━━ PROVIDED DATA

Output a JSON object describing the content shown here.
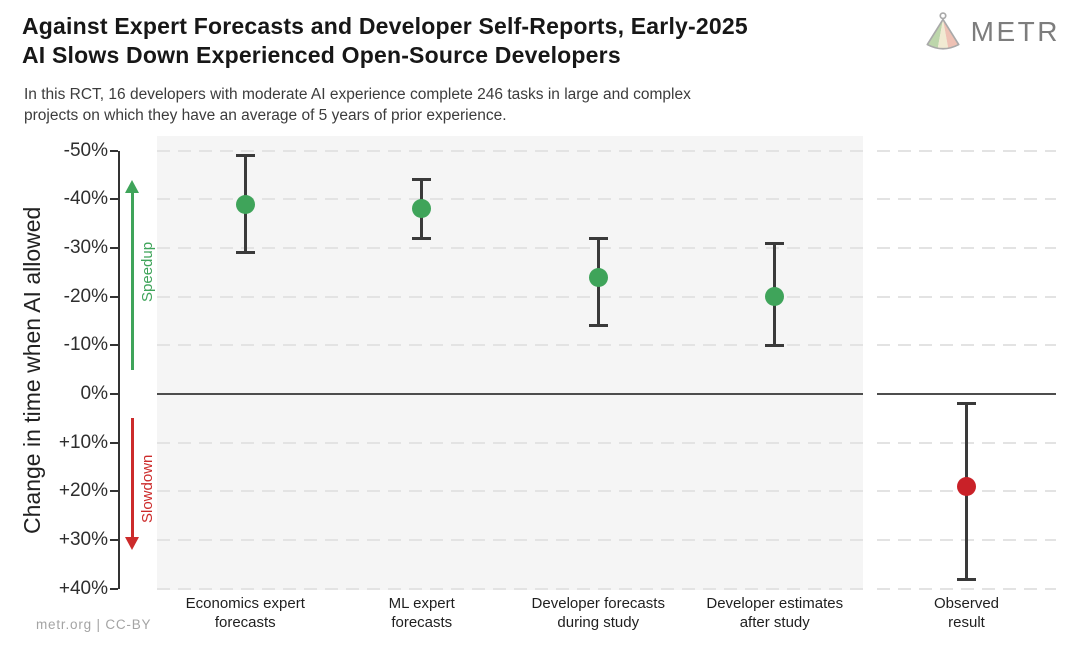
{
  "header": {
    "title_line1": "Against Expert Forecasts and Developer Self-Reports, Early-2025",
    "title_line2": "AI Slows Down Experienced Open-Source Developers",
    "subtitle_line1": "In this RCT, 16 developers with moderate AI experience complete 246 tasks in large and complex",
    "subtitle_line2": "projects on which they have an average of 5 years of prior experience.",
    "logo_text": "METR"
  },
  "footer": {
    "credit": "metr.org  |  CC-BY"
  },
  "chart_data": {
    "type": "scatter",
    "title": "Against Expert Forecasts and Developer Self-Reports, Early-2025 AI Slows Down Experienced Open-Source Developers",
    "y_axis_title": "Change in time when AI allowed",
    "y_unit": "percent change in completion time",
    "ylim": [
      -50,
      40
    ],
    "grid": "horizontal dashed every 10%, solid line at 0%",
    "zero_line_value": 0,
    "y_ticks": [
      {
        "value": -50,
        "label": "-50%"
      },
      {
        "value": -40,
        "label": "-40%"
      },
      {
        "value": -30,
        "label": "-30%"
      },
      {
        "value": -20,
        "label": "-20%"
      },
      {
        "value": -10,
        "label": "-10%"
      },
      {
        "value": 0,
        "label": "0%"
      },
      {
        "value": 10,
        "label": "+10%"
      },
      {
        "value": 20,
        "label": "+20%"
      },
      {
        "value": 30,
        "label": "+30%"
      },
      {
        "value": 40,
        "label": "+40%"
      }
    ],
    "annotations": {
      "speedup": {
        "label": "Speedup",
        "color": "#3fa45a",
        "direction": "up",
        "span_pct": [
          -5,
          -44
        ]
      },
      "slowdown": {
        "label": "Slowdown",
        "color": "#cc2b2b",
        "direction": "down",
        "span_pct": [
          5,
          32
        ]
      }
    },
    "panels": [
      {
        "name": "forecasts",
        "background": "#f5f5f5",
        "points": [
          {
            "label_line1": "Economics expert",
            "label_line2": "forecasts",
            "value": -39,
            "ci_low": -49,
            "ci_high": -29,
            "color": "#3fa45a"
          },
          {
            "label_line1": "ML expert",
            "label_line2": "forecasts",
            "value": -38,
            "ci_low": -44,
            "ci_high": -32,
            "color": "#3fa45a"
          },
          {
            "label_line1": "Developer forecasts",
            "label_line2": "during study",
            "value": -24,
            "ci_low": -32,
            "ci_high": -14,
            "color": "#3fa45a"
          },
          {
            "label_line1": "Developer estimates",
            "label_line2": "after study",
            "value": -20,
            "ci_low": -31,
            "ci_high": -10,
            "color": "#3fa45a"
          }
        ]
      },
      {
        "name": "observed",
        "background": "#ffffff",
        "points": [
          {
            "label_line1": "Observed",
            "label_line2": "result",
            "value": 19,
            "ci_low": 2,
            "ci_high": 38,
            "color": "#c92128"
          }
        ]
      }
    ]
  }
}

━━━━

AIM OF THE EXERCISE:
Give the entries again word for word, but skip the pictures.

COMPLETED EXERCISE:
Output a JSON object describing the content shown here.
{
  "header": {
    "title_line1": "Against Expert Forecasts and Developer Self-Reports, Early-2025",
    "title_line2": "AI Slows Down Experienced Open-Source Developers",
    "subtitle_line1": "In this RCT, 16 developers with moderate AI experience complete 246 tasks in large and complex",
    "subtitle_line2": "projects on which they have an average of 5 years of prior experience.",
    "logo_text": "METR"
  },
  "footer": {
    "credit": "metr.org  |  CC-BY"
  },
  "chart_data": {
    "type": "scatter",
    "title": "Against Expert Forecasts and Developer Self-Reports, Early-2025 AI Slows Down Experienced Open-Source Developers",
    "y_axis_title": "Change in time when AI allowed",
    "y_unit": "percent change in completion time",
    "ylim": [
      -50,
      40
    ],
    "grid": "horizontal dashed every 10%, solid line at 0%",
    "zero_line_value": 0,
    "y_ticks": [
      {
        "value": -50,
        "label": "-50%"
      },
      {
        "value": -40,
        "label": "-40%"
      },
      {
        "value": -30,
        "label": "-30%"
      },
      {
        "value": -20,
        "label": "-20%"
      },
      {
        "value": -10,
        "label": "-10%"
      },
      {
        "value": 0,
        "label": "0%"
      },
      {
        "value": 10,
        "label": "+10%"
      },
      {
        "value": 20,
        "label": "+20%"
      },
      {
        "value": 30,
        "label": "+30%"
      },
      {
        "value": 40,
        "label": "+40%"
      }
    ],
    "annotations": {
      "speedup": {
        "label": "Speedup",
        "color": "#3fa45a",
        "direction": "up",
        "span_pct": [
          -5,
          -44
        ]
      },
      "slowdown": {
        "label": "Slowdown",
        "color": "#cc2b2b",
        "direction": "down",
        "span_pct": [
          5,
          32
        ]
      }
    },
    "panels": [
      {
        "name": "forecasts",
        "background": "#f5f5f5",
        "points": [
          {
            "label_line1": "Economics expert",
            "label_line2": "forecasts",
            "value": -39,
            "ci_low": -49,
            "ci_high": -29,
            "color": "#3fa45a"
          },
          {
            "label_line1": "ML expert",
            "label_line2": "forecasts",
            "value": -38,
            "ci_low": -44,
            "ci_high": -32,
            "color": "#3fa45a"
          },
          {
            "label_line1": "Developer forecasts",
            "label_line2": "during study",
            "value": -24,
            "ci_low": -32,
            "ci_high": -14,
            "color": "#3fa45a"
          },
          {
            "label_line1": "Developer estimates",
            "label_line2": "after study",
            "value": -20,
            "ci_low": -31,
            "ci_high": -10,
            "color": "#3fa45a"
          }
        ]
      },
      {
        "name": "observed",
        "background": "#ffffff",
        "points": [
          {
            "label_line1": "Observed",
            "label_line2": "result",
            "value": 19,
            "ci_low": 2,
            "ci_high": 38,
            "color": "#c92128"
          }
        ]
      }
    ]
  }
}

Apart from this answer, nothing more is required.